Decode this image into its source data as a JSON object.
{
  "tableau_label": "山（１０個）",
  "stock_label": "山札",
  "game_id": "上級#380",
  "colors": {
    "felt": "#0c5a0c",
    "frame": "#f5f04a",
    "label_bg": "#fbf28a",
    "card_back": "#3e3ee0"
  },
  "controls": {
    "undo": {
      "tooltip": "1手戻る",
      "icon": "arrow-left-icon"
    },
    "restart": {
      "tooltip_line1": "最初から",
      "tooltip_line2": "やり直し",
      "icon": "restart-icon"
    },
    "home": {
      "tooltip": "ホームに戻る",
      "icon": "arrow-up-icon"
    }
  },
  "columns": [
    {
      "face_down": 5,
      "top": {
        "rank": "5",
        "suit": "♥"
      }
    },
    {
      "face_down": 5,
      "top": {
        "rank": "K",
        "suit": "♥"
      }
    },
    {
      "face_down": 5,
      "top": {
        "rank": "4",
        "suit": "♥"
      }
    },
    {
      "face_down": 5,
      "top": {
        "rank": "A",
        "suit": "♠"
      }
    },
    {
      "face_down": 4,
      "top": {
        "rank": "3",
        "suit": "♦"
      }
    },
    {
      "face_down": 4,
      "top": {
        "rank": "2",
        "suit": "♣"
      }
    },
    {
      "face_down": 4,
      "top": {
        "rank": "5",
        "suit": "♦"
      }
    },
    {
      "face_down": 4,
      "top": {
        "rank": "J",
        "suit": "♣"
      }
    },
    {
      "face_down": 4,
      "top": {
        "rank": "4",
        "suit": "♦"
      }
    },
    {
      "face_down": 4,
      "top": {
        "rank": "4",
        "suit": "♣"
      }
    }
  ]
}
■ ■ ■ ■ ■
:: TASK GOAL ::
Reproduce every line of the material above exactly.

:: EXERCISE SOLUTION ::
Decode this image into its source data as a JSON object.
{
  "tableau_label": "山（１０個）",
  "stock_label": "山札",
  "game_id": "上級#380",
  "colors": {
    "felt": "#0c5a0c",
    "frame": "#f5f04a",
    "label_bg": "#fbf28a",
    "card_back": "#3e3ee0"
  },
  "controls": {
    "undo": {
      "tooltip": "1手戻る",
      "icon": "arrow-left-icon"
    },
    "restart": {
      "tooltip_line1": "最初から",
      "tooltip_line2": "やり直し",
      "icon": "restart-icon"
    },
    "home": {
      "tooltip": "ホームに戻る",
      "icon": "arrow-up-icon"
    }
  },
  "columns": [
    {
      "face_down": 5,
      "top": {
        "rank": "5",
        "suit": "♥"
      }
    },
    {
      "face_down": 5,
      "top": {
        "rank": "K",
        "suit": "♥"
      }
    },
    {
      "face_down": 5,
      "top": {
        "rank": "4",
        "suit": "♥"
      }
    },
    {
      "face_down": 5,
      "top": {
        "rank": "A",
        "suit": "♠"
      }
    },
    {
      "face_down": 4,
      "top": {
        "rank": "3",
        "suit": "♦"
      }
    },
    {
      "face_down": 4,
      "top": {
        "rank": "2",
        "suit": "♣"
      }
    },
    {
      "face_down": 4,
      "top": {
        "rank": "5",
        "suit": "♦"
      }
    },
    {
      "face_down": 4,
      "top": {
        "rank": "J",
        "suit": "♣"
      }
    },
    {
      "face_down": 4,
      "top": {
        "rank": "4",
        "suit": "♦"
      }
    },
    {
      "face_down": 4,
      "top": {
        "rank": "4",
        "suit": "♣"
      }
    }
  ]
}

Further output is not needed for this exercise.